Only the lines from the one holding "Convert this screenshot" to the end of the data should be echoed, exactly as they appear, minus the pictures.

== DATA IN THIS EXERCISE ==

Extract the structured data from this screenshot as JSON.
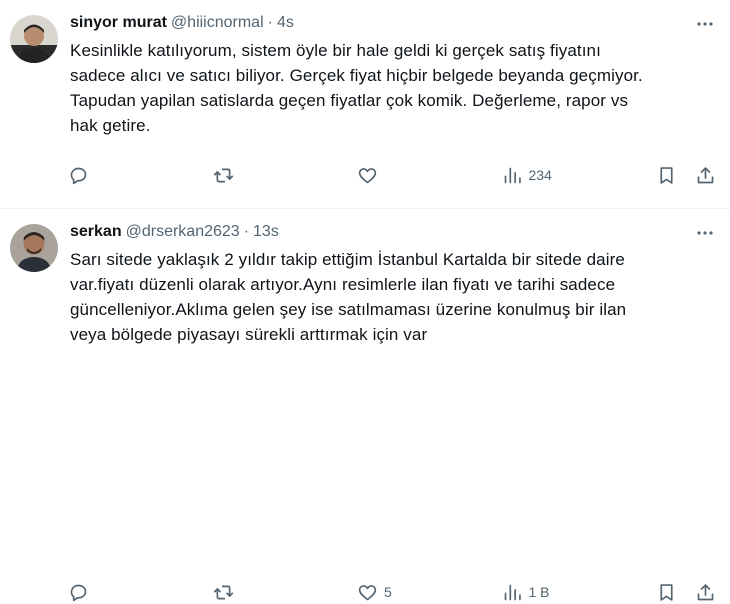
{
  "tweets": [
    {
      "name": "sinyor murat",
      "handle": "@hiiicnormal",
      "time": "4s",
      "text": "Kesinlikle katılıyorum, sistem öyle bir hale geldi ki gerçek satış fiyatını\nsadece alıcı ve satıcı biliyor. Gerçek fiyat hiçbir belgede beyanda geçmiyor.\nTapudan yapilan satislarda geçen fiyatlar çok komik. Değerleme, rapor vs\nhak getire.",
      "likes": "",
      "views": "234",
      "avatar_color": "#3c3a38"
    },
    {
      "name": "serkan",
      "handle": "@drserkan2623",
      "time": "13s",
      "text": "Sarı sitede yaklaşık 2 yıldır takip ettiğim İstanbul Kartalda bir sitede daire\nvar.fiyatı düzenli olarak artıyor.Aynı resimlerle ilan fiyatı ve tarihi sadece\ngüncelleniyor.Aklıma gelen şey ise satılmaması üzerine konulmuş bir ilan\nveya bölgede piyasayı sürekli arttırmak için var",
      "likes": "5",
      "views": "1 B",
      "avatar_color": "#5a4a3e"
    }
  ],
  "icons": {
    "reply": "reply-icon",
    "retweet": "retweet-icon",
    "like": "heart-icon",
    "views": "views-chart-icon",
    "bookmark": "bookmark-icon",
    "share": "share-icon",
    "more": "more-icon"
  },
  "colors": {
    "text": "#0f1419",
    "secondary": "#536471",
    "divider": "#eff3f4"
  }
}
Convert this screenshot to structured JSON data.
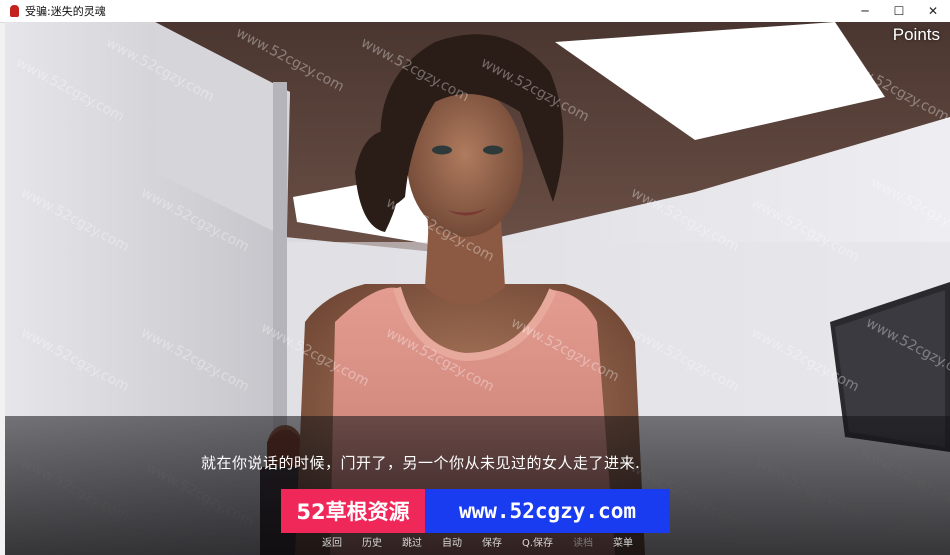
{
  "window": {
    "title": "受骗:迷失的灵魂",
    "minimize": "─",
    "maximize": "☐",
    "close": "✕"
  },
  "hud": {
    "points_label": "Points"
  },
  "dialogue": {
    "text": "就在你说话的时候，门开了，另一个你从未见过的女人走了进来."
  },
  "banner": {
    "left_text": "52草根资源",
    "right_text": "www.52cgzy.com",
    "left_color": "#f0285a",
    "right_color": "#1a3cf0"
  },
  "watermark": {
    "text": "www.52cgzy.com"
  },
  "quick_menu": [
    {
      "label": "返回",
      "enabled": true
    },
    {
      "label": "历史",
      "enabled": true
    },
    {
      "label": "跳过",
      "enabled": true
    },
    {
      "label": "自动",
      "enabled": true
    },
    {
      "label": "保存",
      "enabled": true
    },
    {
      "label": "Q.保存",
      "enabled": true
    },
    {
      "label": "读档",
      "enabled": false
    },
    {
      "label": "菜单",
      "enabled": true
    }
  ]
}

===

CORRECT OUTPUT:
Convert this screenshot to structured JSON data.
{
  "window": {
    "title": "受骗:迷失的灵魂",
    "minimize": "─",
    "maximize": "☐",
    "close": "✕"
  },
  "hud": {
    "points_label": "Points"
  },
  "dialogue": {
    "text": "就在你说话的时候，门开了，另一个你从未见过的女人走了进来."
  },
  "banner": {
    "left_text": "52草根资源",
    "right_text": "www.52cgzy.com",
    "left_color": "#f0285a",
    "right_color": "#1a3cf0"
  },
  "watermark": {
    "text": "www.52cgzy.com"
  },
  "quick_menu": [
    {
      "label": "返回",
      "enabled": true
    },
    {
      "label": "历史",
      "enabled": true
    },
    {
      "label": "跳过",
      "enabled": true
    },
    {
      "label": "自动",
      "enabled": true
    },
    {
      "label": "保存",
      "enabled": true
    },
    {
      "label": "Q.保存",
      "enabled": true
    },
    {
      "label": "读档",
      "enabled": false
    },
    {
      "label": "菜单",
      "enabled": true
    }
  ]
}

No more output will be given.